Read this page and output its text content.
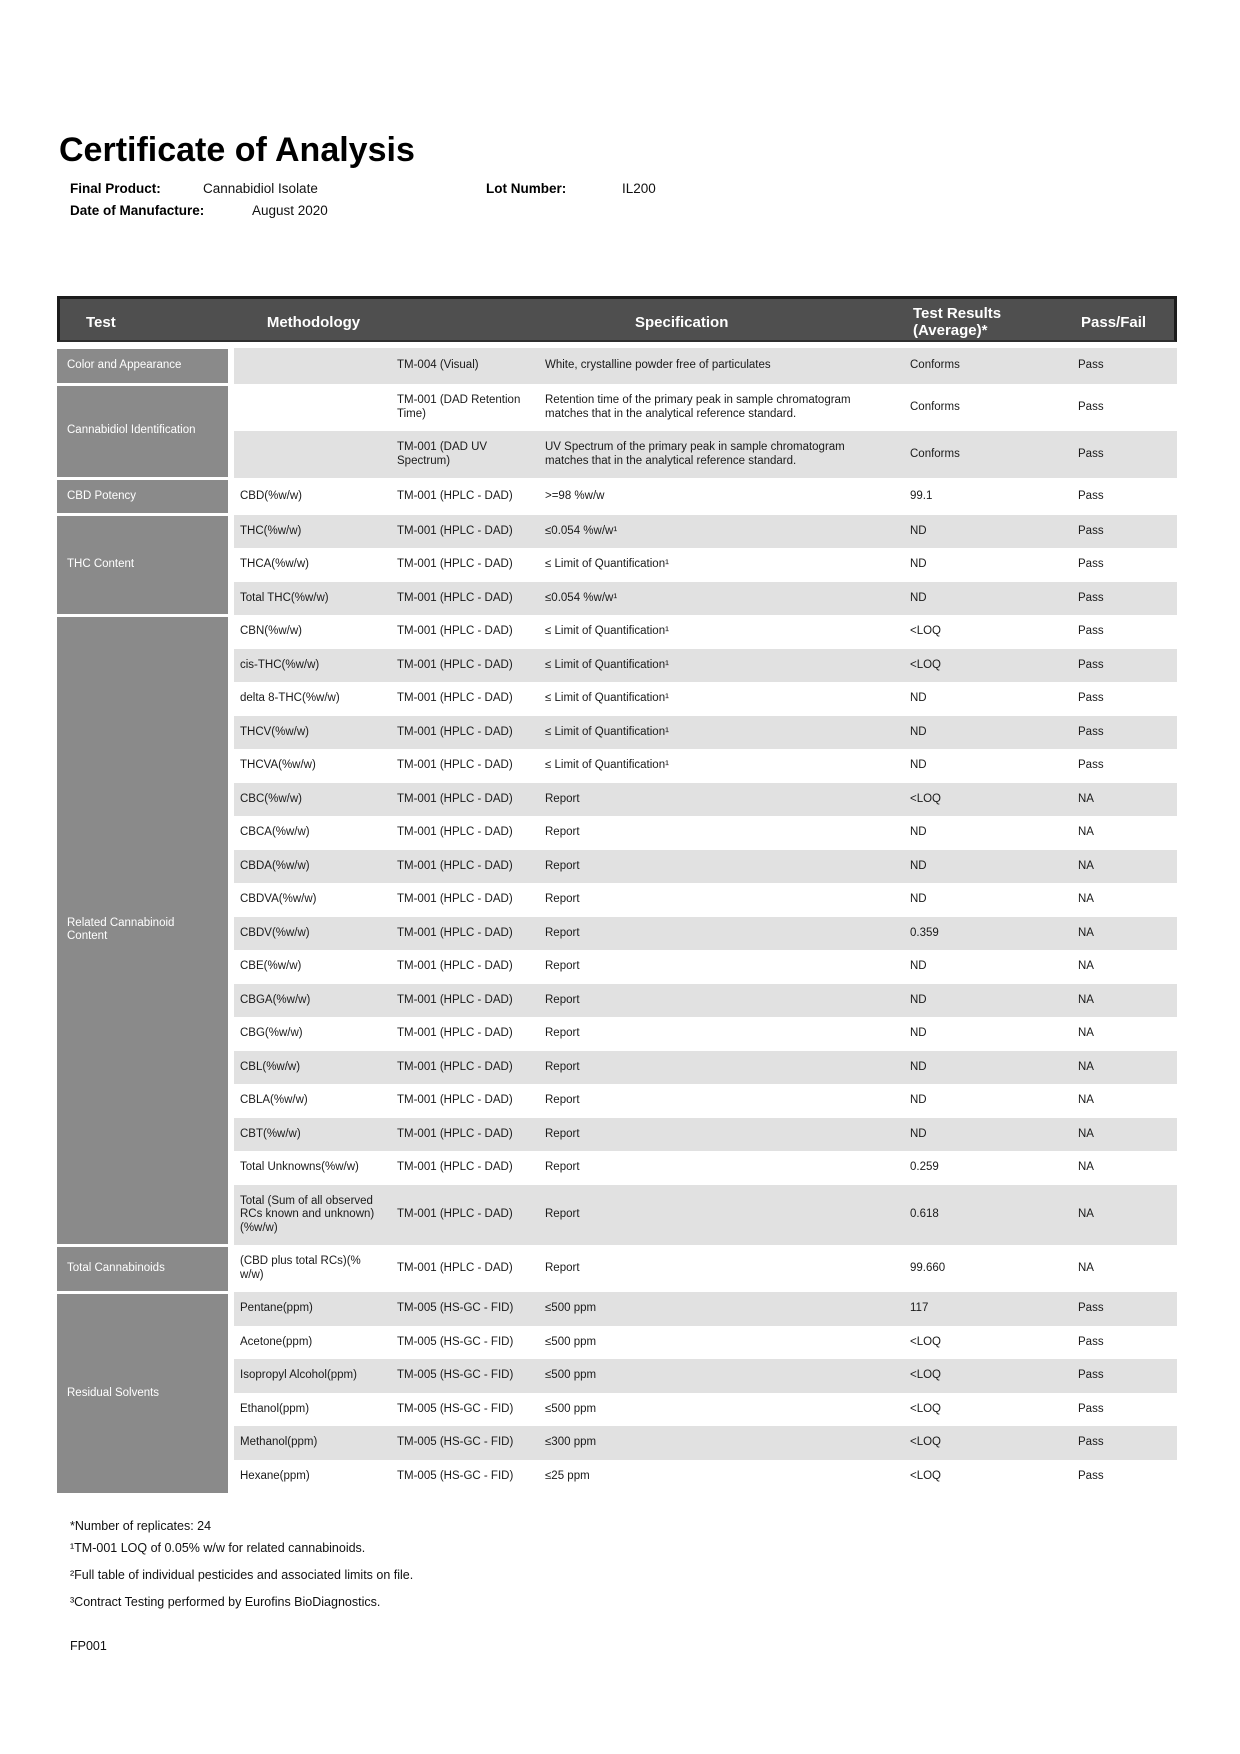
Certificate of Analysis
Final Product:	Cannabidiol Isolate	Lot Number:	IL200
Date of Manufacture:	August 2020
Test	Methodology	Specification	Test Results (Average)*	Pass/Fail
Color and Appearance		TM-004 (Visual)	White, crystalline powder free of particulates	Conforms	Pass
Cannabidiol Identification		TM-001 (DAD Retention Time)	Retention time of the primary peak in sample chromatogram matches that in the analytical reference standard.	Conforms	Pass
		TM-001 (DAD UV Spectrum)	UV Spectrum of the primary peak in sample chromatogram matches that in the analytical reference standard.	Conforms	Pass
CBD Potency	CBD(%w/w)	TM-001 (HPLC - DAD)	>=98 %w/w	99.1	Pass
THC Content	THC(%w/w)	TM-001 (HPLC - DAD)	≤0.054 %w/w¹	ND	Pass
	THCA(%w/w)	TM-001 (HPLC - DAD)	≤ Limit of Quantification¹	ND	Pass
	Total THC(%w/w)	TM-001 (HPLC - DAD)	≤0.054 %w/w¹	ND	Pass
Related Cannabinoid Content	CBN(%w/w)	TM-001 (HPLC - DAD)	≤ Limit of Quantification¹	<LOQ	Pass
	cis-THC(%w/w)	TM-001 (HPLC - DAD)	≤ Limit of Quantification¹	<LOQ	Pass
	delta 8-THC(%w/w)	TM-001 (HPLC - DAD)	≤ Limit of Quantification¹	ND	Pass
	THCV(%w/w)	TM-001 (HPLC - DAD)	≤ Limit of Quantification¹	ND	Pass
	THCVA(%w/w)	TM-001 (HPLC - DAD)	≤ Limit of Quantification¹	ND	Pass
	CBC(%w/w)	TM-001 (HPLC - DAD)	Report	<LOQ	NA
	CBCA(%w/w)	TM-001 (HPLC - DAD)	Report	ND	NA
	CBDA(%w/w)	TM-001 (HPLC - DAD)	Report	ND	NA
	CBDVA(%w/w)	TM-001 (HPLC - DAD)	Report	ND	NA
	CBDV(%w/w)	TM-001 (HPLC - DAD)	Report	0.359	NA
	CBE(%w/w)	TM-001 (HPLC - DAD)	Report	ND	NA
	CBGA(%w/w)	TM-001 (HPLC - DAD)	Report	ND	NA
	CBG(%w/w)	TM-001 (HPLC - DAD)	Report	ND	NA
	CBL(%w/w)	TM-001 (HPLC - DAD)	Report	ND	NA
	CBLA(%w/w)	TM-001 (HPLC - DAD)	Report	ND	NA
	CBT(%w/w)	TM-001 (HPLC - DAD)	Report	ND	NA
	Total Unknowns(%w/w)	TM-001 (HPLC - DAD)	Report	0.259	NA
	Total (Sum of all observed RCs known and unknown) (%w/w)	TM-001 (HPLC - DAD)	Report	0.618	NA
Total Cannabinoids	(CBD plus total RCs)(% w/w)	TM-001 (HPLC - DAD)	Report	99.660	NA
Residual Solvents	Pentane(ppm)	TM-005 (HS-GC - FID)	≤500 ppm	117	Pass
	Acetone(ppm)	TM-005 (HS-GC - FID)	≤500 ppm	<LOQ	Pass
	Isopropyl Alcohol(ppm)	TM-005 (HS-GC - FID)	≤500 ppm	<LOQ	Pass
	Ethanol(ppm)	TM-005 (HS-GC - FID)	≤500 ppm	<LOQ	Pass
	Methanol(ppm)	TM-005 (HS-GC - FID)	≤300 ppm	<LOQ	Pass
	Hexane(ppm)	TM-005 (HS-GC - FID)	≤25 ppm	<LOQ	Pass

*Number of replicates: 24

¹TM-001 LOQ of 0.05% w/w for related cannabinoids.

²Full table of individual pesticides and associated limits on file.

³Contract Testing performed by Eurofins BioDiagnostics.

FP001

______________________________

→ PROBLEM DETAILS:
Make an exact copy of every record, pictures excluded.

→ ANSWER TO THIS TASK:
Read this page and output its text content.
Certificate of Analysis
Final Product:	Cannabidiol Isolate	Lot Number:	IL200
Date of Manufacture:	August 2020
Test	Methodology	Specification	Test Results (Average)*	Pass/Fail
Color and Appearance		TM-004 (Visual)	White, crystalline powder free of particulates	Conforms	Pass
Cannabidiol Identification		TM-001 (DAD Retention Time)	Retention time of the primary peak in sample chromatogram matches that in the analytical reference standard.	Conforms	Pass
		TM-001 (DAD UV Spectrum)	UV Spectrum of the primary peak in sample chromatogram matches that in the analytical reference standard.	Conforms	Pass
CBD Potency	CBD(%w/w)	TM-001 (HPLC - DAD)	>=98 %w/w	99.1	Pass
THC Content	THC(%w/w)	TM-001 (HPLC - DAD)	≤0.054 %w/w¹	ND	Pass
	THCA(%w/w)	TM-001 (HPLC - DAD)	≤ Limit of Quantification¹	ND	Pass
	Total THC(%w/w)	TM-001 (HPLC - DAD)	≤0.054 %w/w¹	ND	Pass
Related Cannabinoid Content	CBN(%w/w)	TM-001 (HPLC - DAD)	≤ Limit of Quantification¹	<LOQ	Pass
	cis-THC(%w/w)	TM-001 (HPLC - DAD)	≤ Limit of Quantification¹	<LOQ	Pass
	delta 8-THC(%w/w)	TM-001 (HPLC - DAD)	≤ Limit of Quantification¹	ND	Pass
	THCV(%w/w)	TM-001 (HPLC - DAD)	≤ Limit of Quantification¹	ND	Pass
	THCVA(%w/w)	TM-001 (HPLC - DAD)	≤ Limit of Quantification¹	ND	Pass
	CBC(%w/w)	TM-001 (HPLC - DAD)	Report	<LOQ	NA
	CBCA(%w/w)	TM-001 (HPLC - DAD)	Report	ND	NA
	CBDA(%w/w)	TM-001 (HPLC - DAD)	Report	ND	NA
	CBDVA(%w/w)	TM-001 (HPLC - DAD)	Report	ND	NA
	CBDV(%w/w)	TM-001 (HPLC - DAD)	Report	0.359	NA
	CBE(%w/w)	TM-001 (HPLC - DAD)	Report	ND	NA
	CBGA(%w/w)	TM-001 (HPLC - DAD)	Report	ND	NA
	CBG(%w/w)	TM-001 (HPLC - DAD)	Report	ND	NA
	CBL(%w/w)	TM-001 (HPLC - DAD)	Report	ND	NA
	CBLA(%w/w)	TM-001 (HPLC - DAD)	Report	ND	NA
	CBT(%w/w)	TM-001 (HPLC - DAD)	Report	ND	NA
	Total Unknowns(%w/w)	TM-001 (HPLC - DAD)	Report	0.259	NA
	Total (Sum of all observed RCs known and unknown) (%w/w)	TM-001 (HPLC - DAD)	Report	0.618	NA
Total Cannabinoids	(CBD plus total RCs)(% w/w)	TM-001 (HPLC - DAD)	Report	99.660	NA
Residual Solvents	Pentane(ppm)	TM-005 (HS-GC - FID)	≤500 ppm	117	Pass
	Acetone(ppm)	TM-005 (HS-GC - FID)	≤500 ppm	<LOQ	Pass
	Isopropyl Alcohol(ppm)	TM-005 (HS-GC - FID)	≤500 ppm	<LOQ	Pass
	Ethanol(ppm)	TM-005 (HS-GC - FID)	≤500 ppm	<LOQ	Pass
	Methanol(ppm)	TM-005 (HS-GC - FID)	≤300 ppm	<LOQ	Pass
	Hexane(ppm)	TM-005 (HS-GC - FID)	≤25 ppm	<LOQ	Pass

*Number of replicates: 24

¹TM-001 LOQ of 0.05% w/w for related cannabinoids.

²Full table of individual pesticides and associated limits on file.

³Contract Testing performed by Eurofins BioDiagnostics.

FP001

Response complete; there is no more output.